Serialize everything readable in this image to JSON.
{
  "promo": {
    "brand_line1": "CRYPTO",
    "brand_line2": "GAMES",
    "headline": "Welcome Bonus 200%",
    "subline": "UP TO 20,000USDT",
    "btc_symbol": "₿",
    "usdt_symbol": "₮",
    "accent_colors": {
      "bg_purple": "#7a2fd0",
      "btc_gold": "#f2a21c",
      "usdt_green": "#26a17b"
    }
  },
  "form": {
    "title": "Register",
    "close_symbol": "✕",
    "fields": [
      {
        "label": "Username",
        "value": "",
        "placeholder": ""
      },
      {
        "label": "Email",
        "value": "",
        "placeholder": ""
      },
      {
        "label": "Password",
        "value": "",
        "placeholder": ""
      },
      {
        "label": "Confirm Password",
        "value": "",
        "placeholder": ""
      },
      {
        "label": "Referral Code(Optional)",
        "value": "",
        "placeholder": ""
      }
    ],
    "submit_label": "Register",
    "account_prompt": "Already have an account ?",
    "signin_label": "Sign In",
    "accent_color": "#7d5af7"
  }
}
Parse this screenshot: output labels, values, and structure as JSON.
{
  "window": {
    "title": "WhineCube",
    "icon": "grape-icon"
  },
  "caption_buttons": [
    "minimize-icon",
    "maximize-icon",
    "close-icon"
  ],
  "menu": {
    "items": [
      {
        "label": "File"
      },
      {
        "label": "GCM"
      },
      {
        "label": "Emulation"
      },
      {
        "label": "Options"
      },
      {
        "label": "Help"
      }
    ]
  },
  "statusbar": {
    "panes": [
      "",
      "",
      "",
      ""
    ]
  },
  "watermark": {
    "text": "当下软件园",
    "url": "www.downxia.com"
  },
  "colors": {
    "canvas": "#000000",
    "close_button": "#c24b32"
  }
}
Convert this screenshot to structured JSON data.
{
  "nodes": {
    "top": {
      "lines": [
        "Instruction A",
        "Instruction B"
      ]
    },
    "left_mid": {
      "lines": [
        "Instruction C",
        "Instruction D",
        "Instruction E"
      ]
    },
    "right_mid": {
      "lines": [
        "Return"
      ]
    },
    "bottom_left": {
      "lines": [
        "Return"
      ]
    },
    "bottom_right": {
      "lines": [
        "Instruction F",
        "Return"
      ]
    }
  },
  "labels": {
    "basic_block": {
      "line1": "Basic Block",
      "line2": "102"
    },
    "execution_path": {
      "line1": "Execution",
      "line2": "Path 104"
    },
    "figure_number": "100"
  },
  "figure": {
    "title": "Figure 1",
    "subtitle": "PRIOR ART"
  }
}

---*---

◆ **WHAT TO PRODUCE**: Provide all the records again, word for word.

◆ **EXERCISE ANSWER**:
Serialize everything readable in this image to JSON.
{
  "promo": {
    "brand_line1": "CRYPTO",
    "brand_line2": "GAMES",
    "headline": "Welcome Bonus 200%",
    "subline": "UP TO 20,000USDT",
    "btc_symbol": "₿",
    "usdt_symbol": "₮",
    "accent_colors": {
      "bg_purple": "#7a2fd0",
      "btc_gold": "#f2a21c",
      "usdt_green": "#26a17b"
    }
  },
  "form": {
    "title": "Register",
    "close_symbol": "✕",
    "fields": [
      {
        "label": "Username",
        "value": "",
        "placeholder": ""
      },
      {
        "label": "Email",
        "value": "",
        "placeholder": ""
      },
      {
        "label": "Password",
        "value": "",
        "placeholder": ""
      },
      {
        "label": "Confirm Password",
        "value": "",
        "placeholder": ""
      },
      {
        "label": "Referral Code(Optional)",
        "value": "",
        "placeholder": ""
      }
    ],
    "submit_label": "Register",
    "account_prompt": "Already have an account ?",
    "signin_label": "Sign In",
    "accent_color": "#7d5af7"
  }
}
Parse this screenshot: output labels, values, and structure as JSON.
{
  "window": {
    "title": "WhineCube",
    "icon": "grape-icon"
  },
  "caption_buttons": [
    "minimize-icon",
    "maximize-icon",
    "close-icon"
  ],
  "menu": {
    "items": [
      {
        "label": "File"
      },
      {
        "label": "GCM"
      },
      {
        "label": "Emulation"
      },
      {
        "label": "Options"
      },
      {
        "label": "Help"
      }
    ]
  },
  "statusbar": {
    "panes": [
      "",
      "",
      "",
      ""
    ]
  },
  "watermark": {
    "text": "当下软件园",
    "url": "www.downxia.com"
  },
  "colors": {
    "canvas": "#000000",
    "close_button": "#c24b32"
  }
}
Convert this screenshot to structured JSON data.
{
  "nodes": {
    "top": {
      "lines": [
        "Instruction A",
        "Instruction B"
      ]
    },
    "left_mid": {
      "lines": [
        "Instruction C",
        "Instruction D",
        "Instruction E"
      ]
    },
    "right_mid": {
      "lines": [
        "Return"
      ]
    },
    "bottom_left": {
      "lines": [
        "Return"
      ]
    },
    "bottom_right": {
      "lines": [
        "Instruction F",
        "Return"
      ]
    }
  },
  "labels": {
    "basic_block": {
      "line1": "Basic Block",
      "line2": "102"
    },
    "execution_path": {
      "line1": "Execution",
      "line2": "Path 104"
    },
    "figure_number": "100"
  },
  "figure": {
    "title": "Figure 1",
    "subtitle": "PRIOR ART"
  }
}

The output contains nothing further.